[DO THIS]:
Below is a block of records: output all of them exactly and leave out the pictures.

[Collected data entries]

━━━━━━━━━━━━━━━━━━━━

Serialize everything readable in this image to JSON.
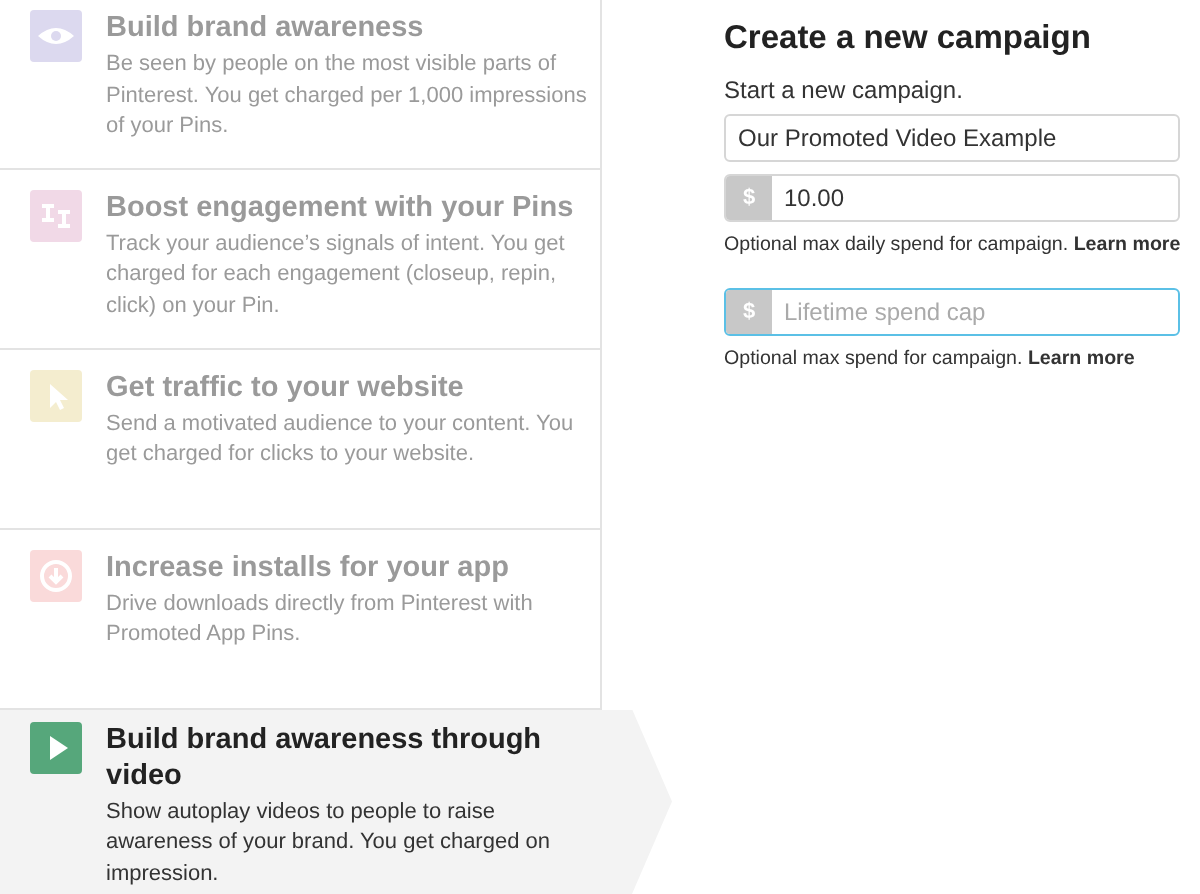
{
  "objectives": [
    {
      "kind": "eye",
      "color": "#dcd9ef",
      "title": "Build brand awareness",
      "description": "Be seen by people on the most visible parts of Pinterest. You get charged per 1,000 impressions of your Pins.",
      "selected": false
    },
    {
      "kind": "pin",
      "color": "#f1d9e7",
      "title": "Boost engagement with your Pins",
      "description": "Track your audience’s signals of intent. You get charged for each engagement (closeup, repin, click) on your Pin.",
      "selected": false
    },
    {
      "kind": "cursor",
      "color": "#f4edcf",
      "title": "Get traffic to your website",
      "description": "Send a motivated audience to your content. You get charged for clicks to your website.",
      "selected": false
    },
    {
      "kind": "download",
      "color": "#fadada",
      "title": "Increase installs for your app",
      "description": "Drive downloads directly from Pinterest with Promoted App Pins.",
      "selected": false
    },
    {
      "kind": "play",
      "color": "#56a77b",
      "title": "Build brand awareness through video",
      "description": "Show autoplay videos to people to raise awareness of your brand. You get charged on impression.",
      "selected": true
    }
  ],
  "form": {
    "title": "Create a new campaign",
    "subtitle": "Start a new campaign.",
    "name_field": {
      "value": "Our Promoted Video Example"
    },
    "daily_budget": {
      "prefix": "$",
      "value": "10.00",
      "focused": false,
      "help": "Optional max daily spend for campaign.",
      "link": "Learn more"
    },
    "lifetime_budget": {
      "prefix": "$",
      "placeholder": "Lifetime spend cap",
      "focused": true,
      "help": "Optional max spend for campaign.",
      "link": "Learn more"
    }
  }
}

━━━━━━━━━━━━━━━━━━━━

[WORKED ANSWER]:
Serialize everything readable in this image to JSON.
{
  "objectives": [
    {
      "kind": "eye",
      "color": "#dcd9ef",
      "title": "Build brand awareness",
      "description": "Be seen by people on the most visible parts of Pinterest. You get charged per 1,000 impressions of your Pins.",
      "selected": false
    },
    {
      "kind": "pin",
      "color": "#f1d9e7",
      "title": "Boost engagement with your Pins",
      "description": "Track your audience’s signals of intent. You get charged for each engagement (closeup, repin, click) on your Pin.",
      "selected": false
    },
    {
      "kind": "cursor",
      "color": "#f4edcf",
      "title": "Get traffic to your website",
      "description": "Send a motivated audience to your content. You get charged for clicks to your website.",
      "selected": false
    },
    {
      "kind": "download",
      "color": "#fadada",
      "title": "Increase installs for your app",
      "description": "Drive downloads directly from Pinterest with Promoted App Pins.",
      "selected": false
    },
    {
      "kind": "play",
      "color": "#56a77b",
      "title": "Build brand awareness through video",
      "description": "Show autoplay videos to people to raise awareness of your brand. You get charged on impression.",
      "selected": true
    }
  ],
  "form": {
    "title": "Create a new campaign",
    "subtitle": "Start a new campaign.",
    "name_field": {
      "value": "Our Promoted Video Example"
    },
    "daily_budget": {
      "prefix": "$",
      "value": "10.00",
      "focused": false,
      "help": "Optional max daily spend for campaign.",
      "link": "Learn more"
    },
    "lifetime_budget": {
      "prefix": "$",
      "placeholder": "Lifetime spend cap",
      "focused": true,
      "help": "Optional max spend for campaign.",
      "link": "Learn more"
    }
  }
}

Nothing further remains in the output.